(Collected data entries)
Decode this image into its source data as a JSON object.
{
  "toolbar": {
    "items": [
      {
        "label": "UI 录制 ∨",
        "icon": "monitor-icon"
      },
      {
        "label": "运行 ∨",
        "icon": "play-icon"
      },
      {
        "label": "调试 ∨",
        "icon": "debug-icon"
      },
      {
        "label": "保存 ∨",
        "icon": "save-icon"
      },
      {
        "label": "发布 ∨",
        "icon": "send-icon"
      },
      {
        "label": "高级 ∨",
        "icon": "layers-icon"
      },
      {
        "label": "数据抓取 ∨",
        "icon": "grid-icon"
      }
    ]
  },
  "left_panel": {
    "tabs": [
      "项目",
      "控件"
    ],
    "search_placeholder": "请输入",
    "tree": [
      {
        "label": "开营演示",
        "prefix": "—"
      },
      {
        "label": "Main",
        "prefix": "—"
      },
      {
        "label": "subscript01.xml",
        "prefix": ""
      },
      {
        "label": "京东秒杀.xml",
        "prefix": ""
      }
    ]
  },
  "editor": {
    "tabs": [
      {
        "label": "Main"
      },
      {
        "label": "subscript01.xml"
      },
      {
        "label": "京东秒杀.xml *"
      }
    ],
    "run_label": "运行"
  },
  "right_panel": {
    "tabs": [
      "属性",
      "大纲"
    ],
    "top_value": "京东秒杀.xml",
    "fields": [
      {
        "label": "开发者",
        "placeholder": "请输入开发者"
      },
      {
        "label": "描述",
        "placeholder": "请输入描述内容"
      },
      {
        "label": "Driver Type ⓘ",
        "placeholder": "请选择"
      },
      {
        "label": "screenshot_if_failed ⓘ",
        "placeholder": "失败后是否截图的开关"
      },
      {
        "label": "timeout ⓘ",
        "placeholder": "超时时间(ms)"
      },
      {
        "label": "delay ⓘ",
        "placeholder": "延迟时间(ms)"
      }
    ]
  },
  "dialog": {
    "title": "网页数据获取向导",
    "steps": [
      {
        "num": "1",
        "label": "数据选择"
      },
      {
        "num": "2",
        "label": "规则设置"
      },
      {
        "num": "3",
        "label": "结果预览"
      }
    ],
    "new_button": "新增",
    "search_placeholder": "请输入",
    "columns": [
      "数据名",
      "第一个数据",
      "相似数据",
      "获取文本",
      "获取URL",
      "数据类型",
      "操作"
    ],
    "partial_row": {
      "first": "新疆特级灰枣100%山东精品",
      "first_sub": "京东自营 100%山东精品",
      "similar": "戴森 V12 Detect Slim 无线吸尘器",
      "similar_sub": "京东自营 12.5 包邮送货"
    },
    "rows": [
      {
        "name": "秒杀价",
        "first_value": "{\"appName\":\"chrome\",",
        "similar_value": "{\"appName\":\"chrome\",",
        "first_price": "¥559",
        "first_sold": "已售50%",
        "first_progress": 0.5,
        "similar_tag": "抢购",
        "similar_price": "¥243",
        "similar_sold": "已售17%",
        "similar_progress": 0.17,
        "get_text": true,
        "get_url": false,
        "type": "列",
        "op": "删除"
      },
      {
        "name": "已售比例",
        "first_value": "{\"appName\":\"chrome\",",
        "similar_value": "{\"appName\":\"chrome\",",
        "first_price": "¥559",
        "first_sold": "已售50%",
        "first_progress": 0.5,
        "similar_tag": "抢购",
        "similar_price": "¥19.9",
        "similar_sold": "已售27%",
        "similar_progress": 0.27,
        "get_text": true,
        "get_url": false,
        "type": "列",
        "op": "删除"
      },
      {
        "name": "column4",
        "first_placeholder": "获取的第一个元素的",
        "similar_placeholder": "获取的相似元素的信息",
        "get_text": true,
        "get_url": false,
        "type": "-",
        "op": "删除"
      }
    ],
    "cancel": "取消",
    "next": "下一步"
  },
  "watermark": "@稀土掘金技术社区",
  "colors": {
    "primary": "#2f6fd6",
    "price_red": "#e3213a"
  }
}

Task >> List all lines in the material containing the string "山东精品".

Answer to the problem >>
      "first": "新疆特级灰枣100%山东精品",
      "first_sub": "京东自营 100%山东精品",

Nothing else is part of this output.